Scan the listing below. Report each line that includes "Jane".

# # #

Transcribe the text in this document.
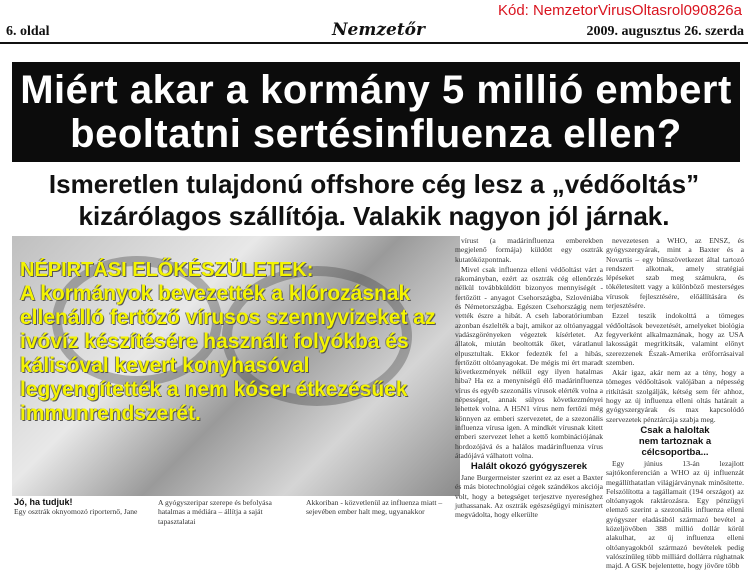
6. oldal	Nemzetőr	2009. augusztus 26. szerda
Kód: NemzetorVirusOltasrol090826a
Miért akar a kormány 5 millió embert
beoltatni sertésinfluenza ellen?
Ismeretlen tulajdonú offshore cég lesz a „védőoltás”
kizárólagos szállítója. Valakik nagyon jól járnak.
NÉPIRTÁSI ELŐKÉSZÜLETEK:
A kormányok bevezették a klórozásnak ellenálló fertőző vírusos szennyvizeket az ivóvíz készítésére használt folyókba és kálisóval kevert konyhasóval legyengítették a nem kóser étkezésűek immunrendszerét.

vírust (a madárinfluenza emberekben megjelenő formája) küldött egy osztrák kutatóközpontnak.

Mivel csak influenza elleni védőoltást várt a rakományban, ezért az osztrák cég ellenőrzés nélkül továbbküldött bizonyos mennyiségét - fertőzött - anyagot Csehországba, Szlovéniába és Németországba. Egészen Csehországig nem vették észre a hibát. A cseh laboratóriumban azonban észlelték a bajt, amikor az oltóanyaggal vadászgörényeken végeztek kísérletet. Az állatok, miután beoltották őket, váratlanul elpusztultak. Ekkor fedezték fel a hibás, fertőzött oltóanyagokat. De mégis mi ért maradt következmények nélkül egy ilyen hatalmas hiba? Ha ez a menyniségű élő madárinfluenza vírus és egyéb szezonális vírusok elérték volna a népességet, annak súlyos következményei lehettek volna. A H5N1 vírus nem fertőzi még könnyen az emberi szervezetet, de a szezonális influenza vírusa igen. A mindkét vírusnak kitett emberi szervezet lehet a kettő kombinációjának hordozójává és a halálos madárinfluenza vírus átadójává válhatott volna.

Halált okozó gyógyszerek

Jane Burgermeister szerint ez az eset a Baxter és más biotechnológiai cégek szándékos akciója volt, hogy a betegséget terjesztve nyereséghez juthassanak. Az osztrák egészségügyi minisztert megvádolta, hogy elkerülte

nevezetesen a WHO, az ENSZ, és gyógyszergyárak, mint a Baxter és a Novartis – egy bűnszövetkezet által tartozó rendszert alkotnak, amely stratégiai lépéseket szab meg számukra, és tökéletesített vagy a különböző mesterséges vírusok fejlesztésére, előállítására és terjesztésére.

Ezzel teszik indokolttá a tömeges védőoltások bevezetését, amelyeket biológia fegyverként alkalmaznának, hogy az USA lakosságát megritkítsák, valamint előnyt szerezzenek Észak-Amerika erőforrásaival szemben.

Akár igaz, akár nem az a tény, hogy a tömeges védőoltások valójában a népesség ritkítását szolgálják, kétség sem fér ahhoz, hogy az új influenza elleni oltás határait a gyógyszergyárak és max kapcsolódó szervezetek pénztárcája szabja meg.

Csak a haloltak
nem tartoznak a célcsoportba...

Egy június 13-án lezajlott sajtókonferencián a WHO az új influenzát megállíthatatlan világjárványnak minősítette. Felszólította a tagállamait (194 országot) az oltóanyagok raktározásra. Egy pénzügyi elemző szerint a szezonális influenza elleni gyógyszer eladásából származó bevétel a közeljövőben 388 millió dollár körül alakulhat, az új influenza elleni oltóanyagokból származó bevételek pedig valószínűleg több milliárd dollárra rúghatnak majd. A GSK bejelentette, hogy jövőre több

Jó, ha tudjuk!
Egy osztrák oknyomozó riporternő, Jane
A gyógyszeripar szerepe és befolyása hatalmas a médiára – állítja a saját tapasztalatai
Akkoriban - közvetlenül az influenza miatt – sejevében ember halt meg, ugyanakkor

# # #

- _ANSWER BOX_:
Jane Burgermeister szerint ez az eset a Baxter és más biotechnológiai cégek szándékos akciója volt, hogy a betegséget terjesztve nyereséghez juthassanak. Az osztrák egészségügyi minisztert megvádolta, hogy elkerülte
Egy osztrák oknyomozó riporternő, Jane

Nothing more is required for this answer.